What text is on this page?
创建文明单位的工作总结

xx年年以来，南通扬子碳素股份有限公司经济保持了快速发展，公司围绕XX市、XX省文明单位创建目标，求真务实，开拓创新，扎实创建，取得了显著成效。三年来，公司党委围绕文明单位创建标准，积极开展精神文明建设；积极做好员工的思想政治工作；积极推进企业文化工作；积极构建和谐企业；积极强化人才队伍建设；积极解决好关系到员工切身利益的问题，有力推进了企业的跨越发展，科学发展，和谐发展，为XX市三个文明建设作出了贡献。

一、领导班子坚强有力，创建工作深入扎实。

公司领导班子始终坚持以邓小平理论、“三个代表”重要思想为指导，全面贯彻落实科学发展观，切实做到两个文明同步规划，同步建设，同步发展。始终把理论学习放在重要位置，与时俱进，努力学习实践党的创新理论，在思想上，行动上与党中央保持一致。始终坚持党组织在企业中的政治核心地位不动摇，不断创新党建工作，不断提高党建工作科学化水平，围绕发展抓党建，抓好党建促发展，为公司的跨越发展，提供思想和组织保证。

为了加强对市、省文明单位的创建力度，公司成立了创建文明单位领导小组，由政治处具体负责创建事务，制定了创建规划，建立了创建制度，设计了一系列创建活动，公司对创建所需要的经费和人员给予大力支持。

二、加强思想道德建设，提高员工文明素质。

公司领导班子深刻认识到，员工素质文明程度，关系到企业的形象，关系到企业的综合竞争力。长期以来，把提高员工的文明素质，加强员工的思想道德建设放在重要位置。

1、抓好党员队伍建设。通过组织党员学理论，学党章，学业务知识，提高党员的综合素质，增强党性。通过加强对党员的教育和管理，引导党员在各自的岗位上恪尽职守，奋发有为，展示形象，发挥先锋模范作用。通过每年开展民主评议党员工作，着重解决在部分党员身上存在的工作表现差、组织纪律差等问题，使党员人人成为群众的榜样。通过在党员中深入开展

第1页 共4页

________________________________________

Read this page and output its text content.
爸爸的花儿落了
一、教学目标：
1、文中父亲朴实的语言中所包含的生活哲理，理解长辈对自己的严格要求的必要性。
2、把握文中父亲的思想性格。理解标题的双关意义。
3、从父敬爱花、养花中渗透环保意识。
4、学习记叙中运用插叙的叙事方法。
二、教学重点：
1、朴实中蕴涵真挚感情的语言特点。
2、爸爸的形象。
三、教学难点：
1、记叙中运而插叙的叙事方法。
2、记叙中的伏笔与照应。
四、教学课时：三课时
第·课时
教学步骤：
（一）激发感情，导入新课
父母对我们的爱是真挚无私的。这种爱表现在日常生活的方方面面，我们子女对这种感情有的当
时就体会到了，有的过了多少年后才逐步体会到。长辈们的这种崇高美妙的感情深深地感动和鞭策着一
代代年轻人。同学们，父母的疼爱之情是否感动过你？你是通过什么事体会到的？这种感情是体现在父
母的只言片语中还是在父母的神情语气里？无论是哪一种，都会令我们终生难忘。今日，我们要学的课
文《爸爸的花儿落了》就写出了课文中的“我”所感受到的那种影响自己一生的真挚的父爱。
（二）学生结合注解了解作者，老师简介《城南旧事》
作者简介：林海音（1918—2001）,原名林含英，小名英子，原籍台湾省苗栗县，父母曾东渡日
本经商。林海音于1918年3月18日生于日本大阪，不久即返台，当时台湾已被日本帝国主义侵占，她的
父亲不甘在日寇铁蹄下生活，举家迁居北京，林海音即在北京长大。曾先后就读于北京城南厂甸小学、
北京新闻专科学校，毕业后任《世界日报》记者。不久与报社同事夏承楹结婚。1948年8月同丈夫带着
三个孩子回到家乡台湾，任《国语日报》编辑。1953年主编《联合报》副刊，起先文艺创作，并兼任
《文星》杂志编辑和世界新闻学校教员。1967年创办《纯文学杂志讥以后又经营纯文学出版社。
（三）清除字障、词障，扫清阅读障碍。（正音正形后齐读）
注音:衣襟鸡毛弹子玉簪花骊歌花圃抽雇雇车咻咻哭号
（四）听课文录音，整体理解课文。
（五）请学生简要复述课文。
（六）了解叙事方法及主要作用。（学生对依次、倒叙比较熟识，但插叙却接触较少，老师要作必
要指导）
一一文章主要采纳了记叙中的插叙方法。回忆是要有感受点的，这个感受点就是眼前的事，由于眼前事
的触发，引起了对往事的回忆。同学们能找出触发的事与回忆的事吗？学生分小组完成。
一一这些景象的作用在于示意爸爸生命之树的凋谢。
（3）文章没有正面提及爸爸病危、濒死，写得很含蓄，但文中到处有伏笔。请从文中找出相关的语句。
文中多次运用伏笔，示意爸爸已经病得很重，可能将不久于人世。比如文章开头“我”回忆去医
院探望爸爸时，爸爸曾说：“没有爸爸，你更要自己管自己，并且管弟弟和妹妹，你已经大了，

________________________________________

_WHAT TO PRODUCE_
List each line of the entries that holds the string "this".

_EXERCISE OUTPUT_
What text is on this page?
Read this page and output its text content.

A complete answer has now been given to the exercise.